(OBJECTIVE)
Print the entries that appear below, exactly as written and without their pictures.

(DATA FOR THE TASK)
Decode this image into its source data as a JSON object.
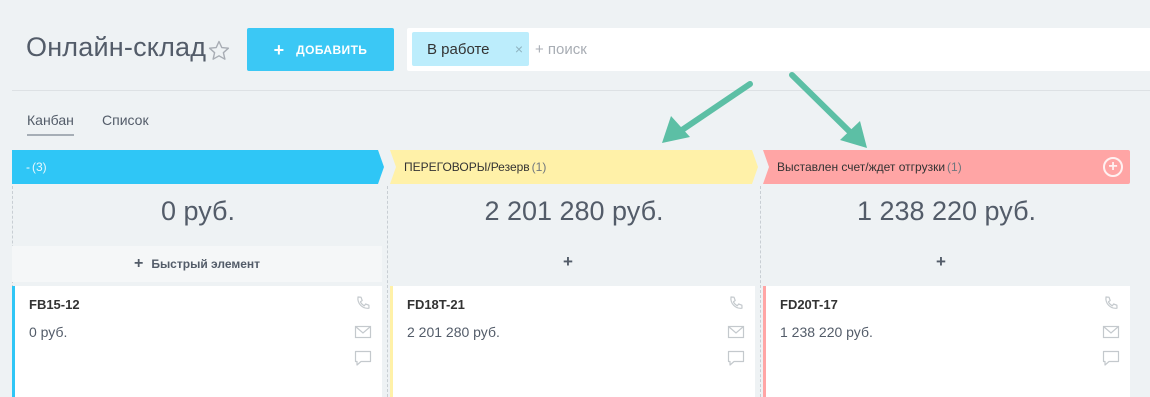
{
  "header": {
    "title": "Онлайн-склад",
    "add_button_label": "ДОБАВИТЬ",
    "add_button_icon": "+",
    "filter": {
      "tag": "В работе",
      "tag_close": "×",
      "search_placeholder": "+ поиск"
    }
  },
  "tabs": [
    {
      "label": "Канбан",
      "active": true
    },
    {
      "label": "Список",
      "active": false
    }
  ],
  "columns": [
    {
      "title": "-",
      "count": "(3)",
      "color": "#2fc6f6",
      "total": "0 руб.",
      "quick_add": "Быстрый элемент",
      "quick_add_icon": "+",
      "cards": [
        {
          "title": "FB15-12",
          "sum": "0 руб.",
          "accent": "#2fc6f6"
        }
      ]
    },
    {
      "title": "ПЕРЕГОВОРЫ/Резерв",
      "count": "(1)",
      "color": "#fff1a8",
      "total": "2 201 280 руб.",
      "add_icon": "+",
      "cards": [
        {
          "title": "FD18T-21",
          "sum": "2 201 280 руб.",
          "accent": "#fff1a8"
        }
      ]
    },
    {
      "title": "Выставлен счет/ждет отгрузки",
      "count": "(1)",
      "color": "#ffa5a5",
      "total": "1 238 220 руб.",
      "add_icon": "+",
      "header_add_icon": "+",
      "cards": [
        {
          "title": "FD20T-17",
          "sum": "1 238 220 руб.",
          "accent": "#ffa5a5"
        }
      ]
    }
  ],
  "colors": {
    "accent": "#3bc8f5",
    "annotation_arrow": "#5cbfa5"
  },
  "icons": [
    "star-icon",
    "phone-icon",
    "mail-icon",
    "chat-icon",
    "arrow-annotation"
  ]
}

(TASK RESULT)
Decode this image into its source data as a JSON object.
{
  "header": {
    "title": "Онлайн-склад",
    "add_button_label": "ДОБАВИТЬ",
    "add_button_icon": "+",
    "filter": {
      "tag": "В работе",
      "tag_close": "×",
      "search_placeholder": "+ поиск"
    }
  },
  "tabs": [
    {
      "label": "Канбан",
      "active": true
    },
    {
      "label": "Список",
      "active": false
    }
  ],
  "columns": [
    {
      "title": "-",
      "count": "(3)",
      "color": "#2fc6f6",
      "total": "0 руб.",
      "quick_add": "Быстрый элемент",
      "quick_add_icon": "+",
      "cards": [
        {
          "title": "FB15-12",
          "sum": "0 руб.",
          "accent": "#2fc6f6"
        }
      ]
    },
    {
      "title": "ПЕРЕГОВОРЫ/Резерв",
      "count": "(1)",
      "color": "#fff1a8",
      "total": "2 201 280 руб.",
      "add_icon": "+",
      "cards": [
        {
          "title": "FD18T-21",
          "sum": "2 201 280 руб.",
          "accent": "#fff1a8"
        }
      ]
    },
    {
      "title": "Выставлен счет/ждет отгрузки",
      "count": "(1)",
      "color": "#ffa5a5",
      "total": "1 238 220 руб.",
      "add_icon": "+",
      "header_add_icon": "+",
      "cards": [
        {
          "title": "FD20T-17",
          "sum": "1 238 220 руб.",
          "accent": "#ffa5a5"
        }
      ]
    }
  ],
  "colors": {
    "accent": "#3bc8f5",
    "annotation_arrow": "#5cbfa5"
  },
  "icons": [
    "star-icon",
    "phone-icon",
    "mail-icon",
    "chat-icon",
    "arrow-annotation"
  ]
}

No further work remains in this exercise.